▶ _DOCUMENT SEGMENT_:
The number of ships loading liquefied natural gas (LNG) in Spain and taking it across Europe doubled in 2022 compared with the previous year, helping ease the energy crisis driven by Russia’s invasion of Ukraine, gas grid operator Enagas said on Thursday.

“Our plants are contributing very significantly to the energy security of other countries and from the Barcelona plant, especially for Italy,” Enagas chief executive Arturo Gonzalo Aizpiri told reporters, adding that a total of 250 ships loaded LNG at Enagas plants in Spain last year.

Traffic is expected to rise further after Enagas unveiled on Thursday a new platform at its Barcelona port regasification plant for small- and medium-sized boats to load LNG.

Seeking to “maximise solidarity with Italy”, Spain’s energy minister announced in September it would adapt a jetty at the plant to increase loading capacity for vessels carrying gas to Italy, which has sought to reduce its reliance on Russian gas.

The Energy Ministry at the time described those shipments as a “virtual gas pipeline” between Barcelona and Livorno, but it has not disclosed any traffic details.

Spain has six LNG terminals it says could help supply central Europe, while another is expected to be operative in coming weeks. The one in Barcelona is the largest in Europe, according to Enagas.

Gonzalo also said European Union funds could finance 30%-50% of the underwater hydrogen pipeline to be laid between Spain and France.

The two countries have agreed to explore the possibility of building a pipeline to ship green hydrogen between Barcelona and Marseille at a cost of about 2.1 billion euros, Gonzalo said, while a connection between Spain and Portugal would cost around 350 million euros.

The funding would come from that set aside by the EU for key cross-border energy infrastructure designated as “Projects of Common Interest”.

The remaining 50%-70% of the cost would be covered by the countries which would benefit from the project, the pipeline’s future customers and fees charged to ship the gas, Gonzalo said.

“It will have no cost for Spanish consumers,” he added.

The executive said the countries involved, including Germany – which expressed interest last month – were “advancing in the technical definition” of the project, which is being evaluated to see if it meets the EU’s funding requirements.

Enagas also unveiled the first so-called bunkering ship made in Spain that will supply LNG to other vessels and will be based at the Barcelona plant. It is jointly owned by Norwegianshipping company Knutsen OAS and will be operated by Shell.

▶ _SHORT PROBLEM_:
Name each country mentioned in the article on Spain's LNG shipments, in order of first appearance.

▶ _EXTRACTED MATERIAL_:
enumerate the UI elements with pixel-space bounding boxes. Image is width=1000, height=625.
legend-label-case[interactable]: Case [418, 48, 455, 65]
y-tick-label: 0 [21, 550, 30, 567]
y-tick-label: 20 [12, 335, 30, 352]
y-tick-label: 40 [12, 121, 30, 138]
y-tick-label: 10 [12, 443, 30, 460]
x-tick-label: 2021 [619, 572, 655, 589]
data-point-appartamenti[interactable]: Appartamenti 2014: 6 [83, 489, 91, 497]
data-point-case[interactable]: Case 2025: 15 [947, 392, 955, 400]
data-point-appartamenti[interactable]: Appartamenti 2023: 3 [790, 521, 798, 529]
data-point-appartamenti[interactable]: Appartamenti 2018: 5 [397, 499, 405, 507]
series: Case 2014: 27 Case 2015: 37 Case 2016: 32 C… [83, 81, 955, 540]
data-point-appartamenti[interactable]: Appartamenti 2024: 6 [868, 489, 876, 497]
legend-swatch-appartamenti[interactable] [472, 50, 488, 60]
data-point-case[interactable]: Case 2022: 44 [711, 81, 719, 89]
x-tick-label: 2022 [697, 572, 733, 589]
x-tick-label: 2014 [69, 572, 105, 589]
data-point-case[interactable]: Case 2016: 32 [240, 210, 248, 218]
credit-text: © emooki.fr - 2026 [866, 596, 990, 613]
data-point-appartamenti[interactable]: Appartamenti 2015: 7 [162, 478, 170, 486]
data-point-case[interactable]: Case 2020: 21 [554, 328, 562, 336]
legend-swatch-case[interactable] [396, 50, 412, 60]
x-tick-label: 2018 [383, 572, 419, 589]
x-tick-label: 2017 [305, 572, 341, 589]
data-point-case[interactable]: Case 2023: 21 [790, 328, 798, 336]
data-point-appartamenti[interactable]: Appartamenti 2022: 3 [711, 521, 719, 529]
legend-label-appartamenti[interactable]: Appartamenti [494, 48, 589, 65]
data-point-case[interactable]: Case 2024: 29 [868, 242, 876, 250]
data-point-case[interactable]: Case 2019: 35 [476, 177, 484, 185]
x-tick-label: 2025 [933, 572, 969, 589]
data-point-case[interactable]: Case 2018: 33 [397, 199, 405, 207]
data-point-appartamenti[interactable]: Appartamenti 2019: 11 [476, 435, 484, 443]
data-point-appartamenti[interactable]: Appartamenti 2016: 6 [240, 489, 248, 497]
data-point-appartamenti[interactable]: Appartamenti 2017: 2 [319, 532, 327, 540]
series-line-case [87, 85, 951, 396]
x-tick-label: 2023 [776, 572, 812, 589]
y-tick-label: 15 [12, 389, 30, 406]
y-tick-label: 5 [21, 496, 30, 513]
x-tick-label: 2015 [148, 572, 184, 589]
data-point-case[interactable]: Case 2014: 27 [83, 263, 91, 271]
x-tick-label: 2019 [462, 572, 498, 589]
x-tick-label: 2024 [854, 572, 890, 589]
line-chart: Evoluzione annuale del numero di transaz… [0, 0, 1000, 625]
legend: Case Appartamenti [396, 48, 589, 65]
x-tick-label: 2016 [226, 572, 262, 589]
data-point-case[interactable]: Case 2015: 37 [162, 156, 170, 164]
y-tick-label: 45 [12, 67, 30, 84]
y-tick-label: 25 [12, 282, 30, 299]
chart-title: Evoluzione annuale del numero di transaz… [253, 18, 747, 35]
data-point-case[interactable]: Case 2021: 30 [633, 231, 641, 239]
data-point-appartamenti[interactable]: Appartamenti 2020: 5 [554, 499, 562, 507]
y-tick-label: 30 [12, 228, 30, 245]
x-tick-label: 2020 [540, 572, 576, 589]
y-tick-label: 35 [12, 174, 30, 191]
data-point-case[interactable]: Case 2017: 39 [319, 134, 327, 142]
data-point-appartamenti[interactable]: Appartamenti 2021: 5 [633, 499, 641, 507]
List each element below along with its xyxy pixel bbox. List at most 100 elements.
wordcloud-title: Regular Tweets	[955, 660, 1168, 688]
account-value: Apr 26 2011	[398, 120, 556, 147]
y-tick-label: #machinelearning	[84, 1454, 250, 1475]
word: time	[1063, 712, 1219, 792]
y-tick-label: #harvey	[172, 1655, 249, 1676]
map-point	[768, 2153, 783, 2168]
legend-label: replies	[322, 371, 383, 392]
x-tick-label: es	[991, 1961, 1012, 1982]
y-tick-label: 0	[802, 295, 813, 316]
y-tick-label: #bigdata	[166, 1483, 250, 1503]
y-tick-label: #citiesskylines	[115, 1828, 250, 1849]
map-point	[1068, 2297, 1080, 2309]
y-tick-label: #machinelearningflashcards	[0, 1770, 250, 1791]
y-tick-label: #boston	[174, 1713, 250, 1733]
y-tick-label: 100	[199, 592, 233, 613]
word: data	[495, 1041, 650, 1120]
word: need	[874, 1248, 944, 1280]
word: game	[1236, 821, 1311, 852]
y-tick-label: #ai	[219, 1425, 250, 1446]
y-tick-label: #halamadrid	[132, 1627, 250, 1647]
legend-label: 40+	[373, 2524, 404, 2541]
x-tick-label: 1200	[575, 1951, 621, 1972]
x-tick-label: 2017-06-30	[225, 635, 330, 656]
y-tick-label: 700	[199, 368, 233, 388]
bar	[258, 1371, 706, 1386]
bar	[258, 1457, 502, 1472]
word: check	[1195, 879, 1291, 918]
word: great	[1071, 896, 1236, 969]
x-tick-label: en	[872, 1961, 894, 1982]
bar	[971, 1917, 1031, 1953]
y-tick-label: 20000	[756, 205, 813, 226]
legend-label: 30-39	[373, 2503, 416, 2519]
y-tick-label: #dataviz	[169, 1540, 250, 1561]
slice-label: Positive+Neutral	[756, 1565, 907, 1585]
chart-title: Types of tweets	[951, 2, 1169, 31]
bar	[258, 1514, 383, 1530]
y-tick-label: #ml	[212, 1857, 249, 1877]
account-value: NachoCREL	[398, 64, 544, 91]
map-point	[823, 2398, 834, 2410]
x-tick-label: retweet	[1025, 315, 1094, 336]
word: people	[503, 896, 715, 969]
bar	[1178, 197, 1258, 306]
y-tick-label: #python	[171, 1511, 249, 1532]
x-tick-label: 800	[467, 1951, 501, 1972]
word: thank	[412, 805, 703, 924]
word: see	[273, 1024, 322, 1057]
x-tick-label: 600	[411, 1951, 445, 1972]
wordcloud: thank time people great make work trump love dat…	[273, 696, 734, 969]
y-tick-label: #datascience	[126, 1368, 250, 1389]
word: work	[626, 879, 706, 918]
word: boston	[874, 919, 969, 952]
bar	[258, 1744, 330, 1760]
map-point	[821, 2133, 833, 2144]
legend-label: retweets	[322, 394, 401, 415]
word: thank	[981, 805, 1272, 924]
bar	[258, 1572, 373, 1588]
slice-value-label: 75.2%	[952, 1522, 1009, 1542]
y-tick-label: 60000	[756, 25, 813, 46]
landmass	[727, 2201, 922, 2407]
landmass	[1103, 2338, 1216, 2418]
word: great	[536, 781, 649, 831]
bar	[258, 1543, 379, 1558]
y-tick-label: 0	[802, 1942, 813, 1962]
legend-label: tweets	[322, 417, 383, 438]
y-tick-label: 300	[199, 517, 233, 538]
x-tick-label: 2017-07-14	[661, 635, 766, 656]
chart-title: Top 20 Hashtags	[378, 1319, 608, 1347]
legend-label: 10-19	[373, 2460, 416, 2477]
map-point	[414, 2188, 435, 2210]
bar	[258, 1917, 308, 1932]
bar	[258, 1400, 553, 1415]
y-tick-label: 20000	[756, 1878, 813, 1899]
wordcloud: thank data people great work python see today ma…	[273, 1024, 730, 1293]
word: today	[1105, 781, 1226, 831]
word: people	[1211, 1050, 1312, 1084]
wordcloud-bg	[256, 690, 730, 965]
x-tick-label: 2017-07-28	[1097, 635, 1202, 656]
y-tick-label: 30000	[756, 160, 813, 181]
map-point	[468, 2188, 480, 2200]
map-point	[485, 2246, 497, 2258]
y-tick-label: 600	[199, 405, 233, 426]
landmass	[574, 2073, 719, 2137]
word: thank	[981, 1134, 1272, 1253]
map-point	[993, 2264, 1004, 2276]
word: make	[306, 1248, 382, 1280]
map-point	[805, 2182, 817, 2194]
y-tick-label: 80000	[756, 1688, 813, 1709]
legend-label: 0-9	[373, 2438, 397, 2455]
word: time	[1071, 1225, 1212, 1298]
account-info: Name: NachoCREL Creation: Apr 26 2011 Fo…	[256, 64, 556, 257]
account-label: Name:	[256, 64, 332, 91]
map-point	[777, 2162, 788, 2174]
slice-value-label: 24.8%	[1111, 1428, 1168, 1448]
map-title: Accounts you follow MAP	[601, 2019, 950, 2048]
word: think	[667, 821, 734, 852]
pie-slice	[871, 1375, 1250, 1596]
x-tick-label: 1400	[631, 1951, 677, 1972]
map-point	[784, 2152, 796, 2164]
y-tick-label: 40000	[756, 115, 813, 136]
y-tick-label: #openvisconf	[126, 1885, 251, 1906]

▶ _SOLUTION FOR THIS PROBLEM_:
Spain, Russia, Ukraine, Italy, France, Portugal, Germany